→ **YOUR GOAL**: Copy out each line containing "LUNES" from the entries below.

▽

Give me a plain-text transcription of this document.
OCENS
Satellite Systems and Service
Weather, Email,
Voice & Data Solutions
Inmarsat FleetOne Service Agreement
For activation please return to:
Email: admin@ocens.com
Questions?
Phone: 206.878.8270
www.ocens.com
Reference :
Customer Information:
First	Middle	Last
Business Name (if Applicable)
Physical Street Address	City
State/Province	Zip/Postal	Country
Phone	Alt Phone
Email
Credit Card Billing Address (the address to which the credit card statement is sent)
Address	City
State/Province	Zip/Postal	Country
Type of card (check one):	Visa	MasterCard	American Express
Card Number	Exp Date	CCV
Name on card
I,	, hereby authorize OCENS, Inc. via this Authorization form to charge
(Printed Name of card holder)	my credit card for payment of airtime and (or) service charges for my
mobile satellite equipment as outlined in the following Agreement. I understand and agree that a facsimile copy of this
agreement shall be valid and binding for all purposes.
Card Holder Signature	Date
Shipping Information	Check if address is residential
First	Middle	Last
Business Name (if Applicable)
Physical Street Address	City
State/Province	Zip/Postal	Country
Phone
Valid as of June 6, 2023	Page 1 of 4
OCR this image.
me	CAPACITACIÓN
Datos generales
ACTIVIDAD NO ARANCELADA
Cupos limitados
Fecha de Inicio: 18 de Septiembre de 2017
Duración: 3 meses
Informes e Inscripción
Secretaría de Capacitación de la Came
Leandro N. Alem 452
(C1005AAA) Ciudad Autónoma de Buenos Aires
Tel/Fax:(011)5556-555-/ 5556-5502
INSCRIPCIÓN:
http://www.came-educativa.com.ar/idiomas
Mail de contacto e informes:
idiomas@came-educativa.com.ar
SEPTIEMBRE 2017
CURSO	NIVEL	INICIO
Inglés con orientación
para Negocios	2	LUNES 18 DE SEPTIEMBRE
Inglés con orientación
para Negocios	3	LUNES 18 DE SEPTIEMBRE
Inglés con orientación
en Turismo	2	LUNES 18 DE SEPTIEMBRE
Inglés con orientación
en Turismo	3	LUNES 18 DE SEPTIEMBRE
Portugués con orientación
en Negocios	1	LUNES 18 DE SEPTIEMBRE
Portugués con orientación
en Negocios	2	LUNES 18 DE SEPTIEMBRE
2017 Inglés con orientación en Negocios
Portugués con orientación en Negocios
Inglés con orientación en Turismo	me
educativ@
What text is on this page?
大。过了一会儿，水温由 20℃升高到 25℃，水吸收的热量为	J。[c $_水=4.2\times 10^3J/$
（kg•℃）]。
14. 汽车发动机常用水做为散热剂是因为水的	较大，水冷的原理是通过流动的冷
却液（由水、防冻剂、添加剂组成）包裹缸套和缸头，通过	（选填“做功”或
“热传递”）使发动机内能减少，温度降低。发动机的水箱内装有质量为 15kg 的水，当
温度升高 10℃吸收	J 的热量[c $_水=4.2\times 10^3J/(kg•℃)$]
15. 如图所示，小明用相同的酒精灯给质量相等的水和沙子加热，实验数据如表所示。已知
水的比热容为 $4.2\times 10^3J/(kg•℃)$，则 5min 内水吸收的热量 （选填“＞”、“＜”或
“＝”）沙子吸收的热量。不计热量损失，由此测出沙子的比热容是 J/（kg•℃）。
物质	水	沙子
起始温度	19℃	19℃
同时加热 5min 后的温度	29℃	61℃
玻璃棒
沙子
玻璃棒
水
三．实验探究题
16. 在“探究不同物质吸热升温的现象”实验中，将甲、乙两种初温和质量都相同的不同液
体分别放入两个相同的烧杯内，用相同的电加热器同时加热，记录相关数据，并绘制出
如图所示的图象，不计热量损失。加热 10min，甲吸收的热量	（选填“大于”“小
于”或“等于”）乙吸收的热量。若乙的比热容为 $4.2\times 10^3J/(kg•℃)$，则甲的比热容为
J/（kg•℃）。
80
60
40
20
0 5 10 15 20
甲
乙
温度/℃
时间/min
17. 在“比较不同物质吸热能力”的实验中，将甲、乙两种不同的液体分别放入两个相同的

△

→ **OUTPUT FOR THIS TASK**:
para Negocios	2	LUNES 18 DE SEPTIEMBRE
para Negocios	3	LUNES 18 DE SEPTIEMBRE
en Turismo	2	LUNES 18 DE SEPTIEMBRE
en Turismo	3	LUNES 18 DE SEPTIEMBRE
en Negocios	1	LUNES 18 DE SEPTIEMBRE
en Negocios	2	LUNES 18 DE SEPTIEMBRE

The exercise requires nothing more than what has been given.